**** Records for this task
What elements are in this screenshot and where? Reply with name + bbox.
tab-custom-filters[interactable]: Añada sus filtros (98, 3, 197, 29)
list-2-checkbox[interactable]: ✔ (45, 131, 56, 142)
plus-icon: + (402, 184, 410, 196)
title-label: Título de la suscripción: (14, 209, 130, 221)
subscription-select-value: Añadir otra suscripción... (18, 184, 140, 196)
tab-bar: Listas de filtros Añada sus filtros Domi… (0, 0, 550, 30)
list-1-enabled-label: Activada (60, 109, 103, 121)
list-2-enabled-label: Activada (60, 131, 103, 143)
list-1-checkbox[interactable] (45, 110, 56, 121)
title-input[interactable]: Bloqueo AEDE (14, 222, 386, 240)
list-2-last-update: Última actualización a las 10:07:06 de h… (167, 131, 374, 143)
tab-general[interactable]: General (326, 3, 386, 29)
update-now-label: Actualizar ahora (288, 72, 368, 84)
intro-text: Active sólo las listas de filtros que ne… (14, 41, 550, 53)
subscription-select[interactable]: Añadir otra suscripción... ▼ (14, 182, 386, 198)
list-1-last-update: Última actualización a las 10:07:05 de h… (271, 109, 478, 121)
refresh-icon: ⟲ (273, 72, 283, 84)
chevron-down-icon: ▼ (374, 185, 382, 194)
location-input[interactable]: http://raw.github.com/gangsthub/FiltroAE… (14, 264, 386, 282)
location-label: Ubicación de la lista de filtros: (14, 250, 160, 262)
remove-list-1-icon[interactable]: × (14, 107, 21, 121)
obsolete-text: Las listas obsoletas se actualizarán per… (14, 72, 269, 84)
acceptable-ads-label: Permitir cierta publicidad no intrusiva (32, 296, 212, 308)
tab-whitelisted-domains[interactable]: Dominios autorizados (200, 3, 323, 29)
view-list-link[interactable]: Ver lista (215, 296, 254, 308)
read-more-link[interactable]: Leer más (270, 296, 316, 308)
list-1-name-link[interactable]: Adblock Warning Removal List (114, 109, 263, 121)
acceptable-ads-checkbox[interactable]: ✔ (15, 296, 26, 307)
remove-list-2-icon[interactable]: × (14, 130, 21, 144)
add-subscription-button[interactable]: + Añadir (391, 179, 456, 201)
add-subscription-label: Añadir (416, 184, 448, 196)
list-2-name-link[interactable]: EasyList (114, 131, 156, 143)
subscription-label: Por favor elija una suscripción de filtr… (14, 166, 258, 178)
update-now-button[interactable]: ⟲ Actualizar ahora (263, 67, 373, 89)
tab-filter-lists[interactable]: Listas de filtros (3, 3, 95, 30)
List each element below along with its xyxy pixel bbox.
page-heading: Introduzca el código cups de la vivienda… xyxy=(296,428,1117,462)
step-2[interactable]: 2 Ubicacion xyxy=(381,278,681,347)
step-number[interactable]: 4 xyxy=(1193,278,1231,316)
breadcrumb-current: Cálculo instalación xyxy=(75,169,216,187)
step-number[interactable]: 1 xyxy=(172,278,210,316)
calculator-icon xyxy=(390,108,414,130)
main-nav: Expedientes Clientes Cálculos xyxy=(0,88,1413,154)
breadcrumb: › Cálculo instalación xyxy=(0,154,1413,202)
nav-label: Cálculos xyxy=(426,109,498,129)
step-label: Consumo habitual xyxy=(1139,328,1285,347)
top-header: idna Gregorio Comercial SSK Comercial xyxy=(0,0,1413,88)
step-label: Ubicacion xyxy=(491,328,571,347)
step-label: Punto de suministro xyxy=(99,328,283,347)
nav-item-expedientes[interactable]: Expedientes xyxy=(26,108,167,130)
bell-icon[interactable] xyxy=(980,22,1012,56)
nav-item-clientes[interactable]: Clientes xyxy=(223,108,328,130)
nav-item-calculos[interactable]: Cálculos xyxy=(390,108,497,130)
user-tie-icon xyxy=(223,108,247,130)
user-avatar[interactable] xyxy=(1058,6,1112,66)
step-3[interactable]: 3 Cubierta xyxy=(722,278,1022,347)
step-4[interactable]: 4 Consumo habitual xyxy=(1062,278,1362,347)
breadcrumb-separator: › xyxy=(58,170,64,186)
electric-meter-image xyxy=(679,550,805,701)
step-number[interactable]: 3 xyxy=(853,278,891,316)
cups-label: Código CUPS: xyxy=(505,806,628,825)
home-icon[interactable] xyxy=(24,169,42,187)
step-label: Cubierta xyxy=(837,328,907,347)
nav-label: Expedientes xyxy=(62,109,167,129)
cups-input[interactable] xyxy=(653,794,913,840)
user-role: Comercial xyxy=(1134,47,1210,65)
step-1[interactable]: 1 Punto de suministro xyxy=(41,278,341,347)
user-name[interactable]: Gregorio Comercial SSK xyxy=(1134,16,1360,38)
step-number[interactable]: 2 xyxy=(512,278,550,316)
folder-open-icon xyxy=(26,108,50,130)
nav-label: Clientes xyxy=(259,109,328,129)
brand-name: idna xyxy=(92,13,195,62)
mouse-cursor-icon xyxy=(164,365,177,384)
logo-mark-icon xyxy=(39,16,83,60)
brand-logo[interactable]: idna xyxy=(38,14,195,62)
********
> **Direction**
Lay out every line of the entries above as a numbered list, leaving out any blank lines.

> **Answer to this exercise**
1. What elements are in this screenshot and where? Reply with name + bbox.
2. tab-custom-filters[interactable]: Añada sus filtros (98, 3, 197, 29)
3. list-2-checkbox[interactable]: ✔ (45, 131, 56, 142)
4. plus-icon: + (402, 184, 410, 196)
5. title-label: Título de la suscripción: (14, 209, 130, 221)
6. subscription-select-value: Añadir otra suscripción... (18, 184, 140, 196)
7. tab-bar: Listas de filtros Añada sus filtros Domi… (0, 0, 550, 30)
8. list-1-enabled-label: Activada (60, 109, 103, 121)
9. list-2-enabled-label: Activada (60, 131, 103, 143)
10. list-1-checkbox[interactable] (45, 110, 56, 121)
11. title-input[interactable]: Bloqueo AEDE (14, 222, 386, 240)
12. list-2-last-update: Última actualización a las 10:07:06 de h… (167, 131, 374, 143)
13. tab-general[interactable]: General (326, 3, 386, 29)
14. update-now-label: Actualizar ahora (288, 72, 368, 84)
15. intro-text: Active sólo las listas de filtros que ne… (14, 41, 550, 53)
16. subscription-select[interactable]: Añadir otra suscripción... ▼ (14, 182, 386, 198)
17. list-1-last-update: Última actualización a las 10:07:05 de h… (271, 109, 478, 121)
18. refresh-icon: ⟲ (273, 72, 283, 84)
19. chevron-down-icon: ▼ (374, 185, 382, 194)
20. location-input[interactable]: http://raw.github.com/gangsthub/FiltroAE… (14, 264, 386, 282)
21. location-label: Ubicación de la lista de filtros: (14, 250, 160, 262)
22. remove-list-1-icon[interactable]: × (14, 107, 21, 121)
23. obsolete-text: Las listas obsoletas se actualizarán per… (14, 72, 269, 84)
24. acceptable-ads-label: Permitir cierta publicidad no intrusiva (32, 296, 212, 308)
25. tab-whitelisted-domains[interactable]: Dominios autorizados (200, 3, 323, 29)
26. view-list-link[interactable]: Ver lista (215, 296, 254, 308)
27. read-more-link[interactable]: Leer más (270, 296, 316, 308)
28. list-1-name-link[interactable]: Adblock Warning Removal List (114, 109, 263, 121)
29. acceptable-ads-checkbox[interactable]: ✔ (15, 296, 26, 307)
30. remove-list-2-icon[interactable]: × (14, 130, 21, 144)
31. add-subscription-button[interactable]: + Añadir (391, 179, 456, 201)
32. add-subscription-label: Añadir (416, 184, 448, 196)
33. list-2-name-link[interactable]: EasyList (114, 131, 156, 143)
34. subscription-label: Por favor elija una suscripción de filtr… (14, 166, 258, 178)
35. update-now-button[interactable]: ⟲ Actualizar ahora (263, 67, 373, 89)
36. tab-filter-lists[interactable]: Listas de filtros (3, 3, 95, 30)
37. List each element below along with its xyxy pixel bbox.
38. page-heading: Introduzca el código cups de la vivienda… xyxy=(296,428,1117,462)
39. step-2[interactable]: 2 Ubicacion xyxy=(381,278,681,347)
40. step-number[interactable]: 4 xyxy=(1193,278,1231,316)
41. breadcrumb-current: Cálculo instalación xyxy=(75,169,216,187)
42. step-number[interactable]: 1 xyxy=(172,278,210,316)
43. calculator-icon xyxy=(390,108,414,130)
44. main-nav: Expedientes Clientes Cálculos xyxy=(0,88,1413,154)
45. breadcrumb: › Cálculo instalación xyxy=(0,154,1413,202)
46. nav-label: Cálculos xyxy=(426,109,498,129)
47. step-label: Consumo habitual xyxy=(1139,328,1285,347)
48. top-header: idna Gregorio Comercial SSK Comercial xyxy=(0,0,1413,88)
49. step-label: Ubicacion xyxy=(491,328,571,347)
50. step-label: Punto de suministro xyxy=(99,328,283,347)
51. nav-item-expedientes[interactable]: Expedientes xyxy=(26,108,167,130)
52. bell-icon[interactable] xyxy=(980,22,1012,56)
53. nav-item-clientes[interactable]: Clientes xyxy=(223,108,328,130)
54. nav-item-calculos[interactable]: Cálculos xyxy=(390,108,497,130)
55. user-tie-icon xyxy=(223,108,247,130)
56. user-avatar[interactable] xyxy=(1058,6,1112,66)
57. step-3[interactable]: 3 Cubierta xyxy=(722,278,1022,347)
58. step-4[interactable]: 4 Consumo habitual xyxy=(1062,278,1362,347)
59. breadcrumb-separator: › xyxy=(58,170,64,186)
60. electric-meter-image xyxy=(679,550,805,701)
61. step-number[interactable]: 3 xyxy=(853,278,891,316)
62. cups-label: Código CUPS: xyxy=(505,806,628,825)
63. home-icon[interactable] xyxy=(24,169,42,187)
64. step-label: Cubierta xyxy=(837,328,907,347)
65. nav-label: Expedientes xyxy=(62,109,167,129)
66. cups-input[interactable] xyxy=(653,794,913,840)
67. user-role: Comercial xyxy=(1134,47,1210,65)
68. step-1[interactable]: 1 Punto de suministro xyxy=(41,278,341,347)
69. user-name[interactable]: Gregorio Comercial SSK xyxy=(1134,16,1360,38)
70. step-number[interactable]: 2 xyxy=(512,278,550,316)
71. folder-open-icon xyxy=(26,108,50,130)
72. nav-label: Clientes xyxy=(259,109,328,129)
73. brand-name: idna xyxy=(92,13,195,62)
74. mouse-cursor-icon xyxy=(164,365,177,384)
75. logo-mark-icon xyxy=(39,16,83,60)
76. brand-logo[interactable]: idna xyxy=(38,14,195,62)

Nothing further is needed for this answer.